- _Instructions to follow_:
Quote the whole listing exactly. Leave the pictures out of your copy.

## START

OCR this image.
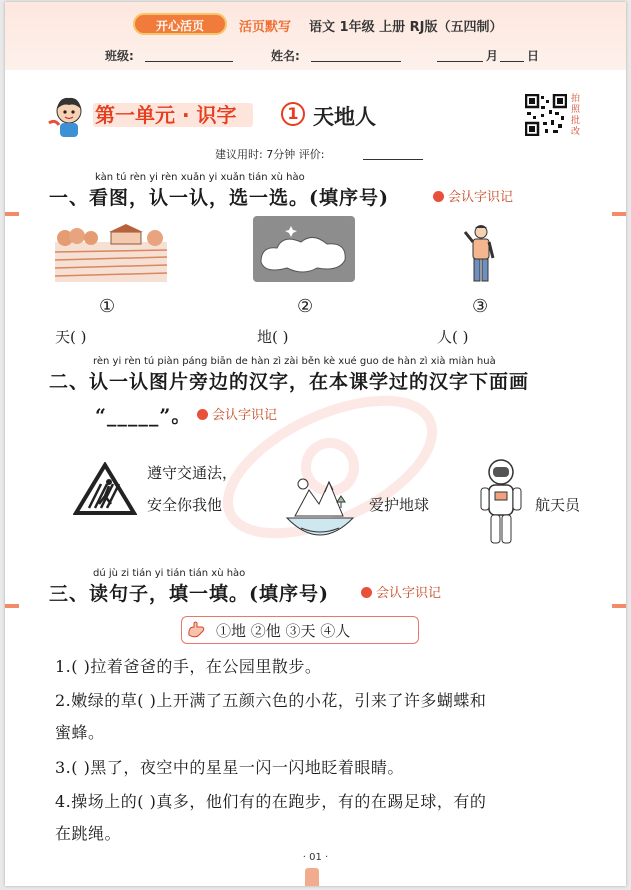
开心活页	活页默写 语文 1年级 上册 RJ版（五四制）
班级:	姓名:	月 日
第一单元 · 识字	1 天地人
拍照批改
建议用时: 7分钟 评价:
kàn tú rèn yi rèn xuǎn yi xuǎn tián xù hào
一、看图，认一认，选一选。(填序号)	会认字识记
①	②	③
天( )	地( )	人( )
rèn yi rèn tú piàn páng biān de hàn zì zài běn kè xué guo de hàn zì xià miàn huà
二、认一认图片旁边的汉字，在本课学过的汉字下面画
“_____”。	会认字识记
遵守交通法，
安全你我他	爱护地球	航天员
dú jù zi tián yi tián tián xù hào
三、读句子，填一填。(填序号)	会认字识记
①地 ②他 ③天 ④人
1.( )拉着爸爸的手，在公园里散步。
2.嫩绿的草( )上开满了五颜六色的小花，引来了许多蝴蝶和
蜜蜂。
3.( )黑了，夜空中的星星一闪一闪地眨着眼睛。
4.操场上的( )真多，他们有的在跑步，有的在踢足球，有的
在跳绳。
· 01 ·
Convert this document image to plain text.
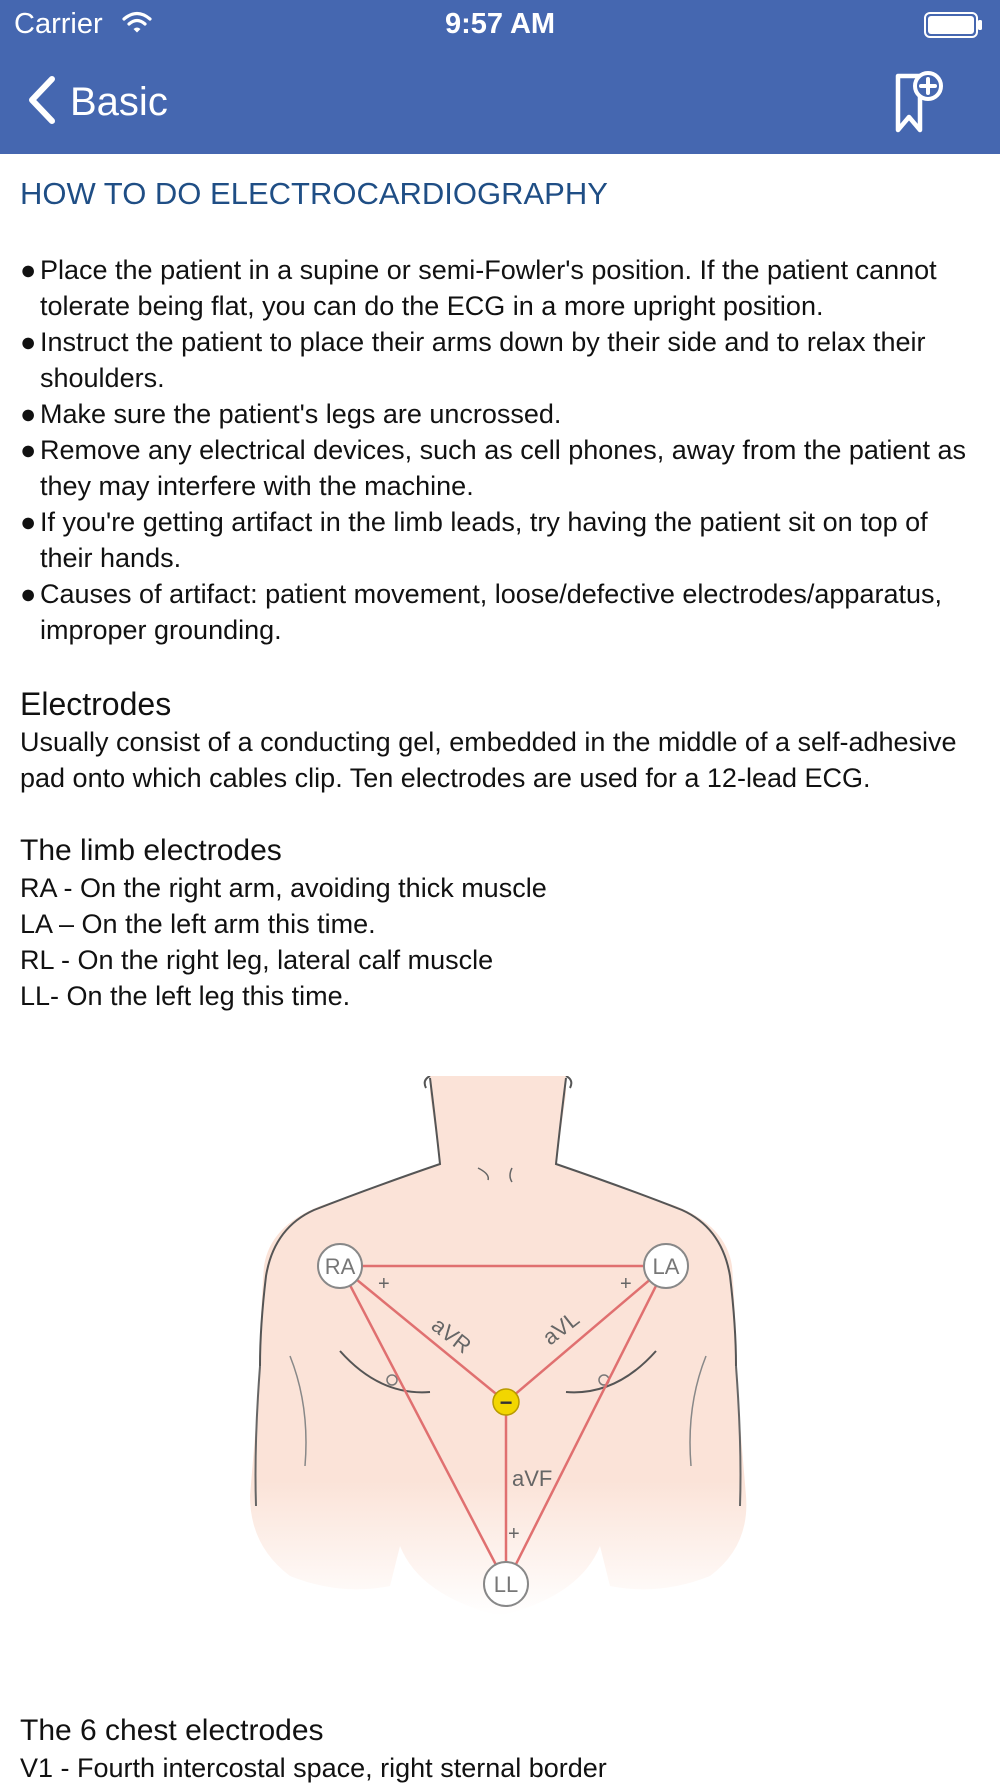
Carrier	9:57 AM
Basic
HOW TO DO ELECTROCARDIOGRAPHY
● Place the patient in a supine or semi-Fowler's position. If the patient cannot tolerate being flat, you can do the ECG in a more upright position.
● Instruct the patient to place their arms down by their side and to relax their shoulders.
● Make sure the patient's legs are uncrossed.
● Remove any electrical devices, such as cell phones, away from the patient as they may interfere with the machine.
● If you're getting artifact in the limb leads, try having the patient sit on top of their hands.
● Causes of artifact: patient movement, loose/defective electrodes/apparatus, improper grounding.
Electrodes

Usually consist of a conducting gel, embedded in the middle of a self-adhesive pad onto which cables clip. Ten electrodes are used for a 12-lead ECG.

The limb electrodes
RA - On the right arm, avoiding thick muscle
LA – On the left arm this time.
RL - On the right leg, lateral calf muscle
LL- On the left leg this time.
aVR	aVL
aVF
+	+
+
RA	LA
LL
−
The 6 chest electrodes
V1 - Fourth intercostal space, right sternal border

## END

- _Exercise answer_:
OCR this image.
开心活页	活页默写 语文 1年级 上册 RJ版（五四制）
班级:	姓名:	月 日
第一单元 · 识字	1 天地人
拍照批改
建议用时: 7分钟 评价:
kàn tú rèn yi rèn xuǎn yi xuǎn tián xù hào
一、看图，认一认，选一选。(填序号)	会认字识记
①	②	③
天( )	地( )	人( )
rèn yi rèn tú piàn páng biān de hàn zì zài běn kè xué guo de hàn zì xià miàn huà
二、认一认图片旁边的汉字，在本课学过的汉字下面画
“_____”。	会认字识记
遵守交通法，
安全你我他	爱护地球	航天员
dú jù zi tián yi tián tián xù hào
三、读句子，填一填。(填序号)	会认字识记
①地 ②他 ③天 ④人
1.( )拉着爸爸的手，在公园里散步。
2.嫩绿的草( )上开满了五颜六色的小花，引来了许多蝴蝶和
蜜蜂。
3.( )黑了，夜空中的星星一闪一闪地眨着眼睛。
4.操场上的( )真多，他们有的在跑步，有的在踢足球，有的
在跳绳。
· 01 ·
Convert this document image to plain text.
Carrier	9:57 AM
Basic
HOW TO DO ELECTROCARDIOGRAPHY
● Place the patient in a supine or semi-Fowler's position. If the patient cannot tolerate being flat, you can do the ECG in a more upright position.
● Instruct the patient to place their arms down by their side and to relax their shoulders.
● Make sure the patient's legs are uncrossed.
● Remove any electrical devices, such as cell phones, away from the patient as they may interfere with the machine.
● If you're getting artifact in the limb leads, try having the patient sit on top of their hands.
● Causes of artifact: patient movement, loose/defective electrodes/apparatus, improper grounding.
Electrodes

Usually consist of a conducting gel, embedded in the middle of a self-adhesive pad onto which cables clip. Ten electrodes are used for a 12-lead ECG.

The limb electrodes
RA - On the right arm, avoiding thick muscle
LA – On the left arm this time.
RL - On the right leg, lateral calf muscle
LL- On the left leg this time.
aVR	aVL
aVF
+	+
+
RA	LA
LL
−
The 6 chest electrodes
V1 - Fourth intercostal space, right sternal border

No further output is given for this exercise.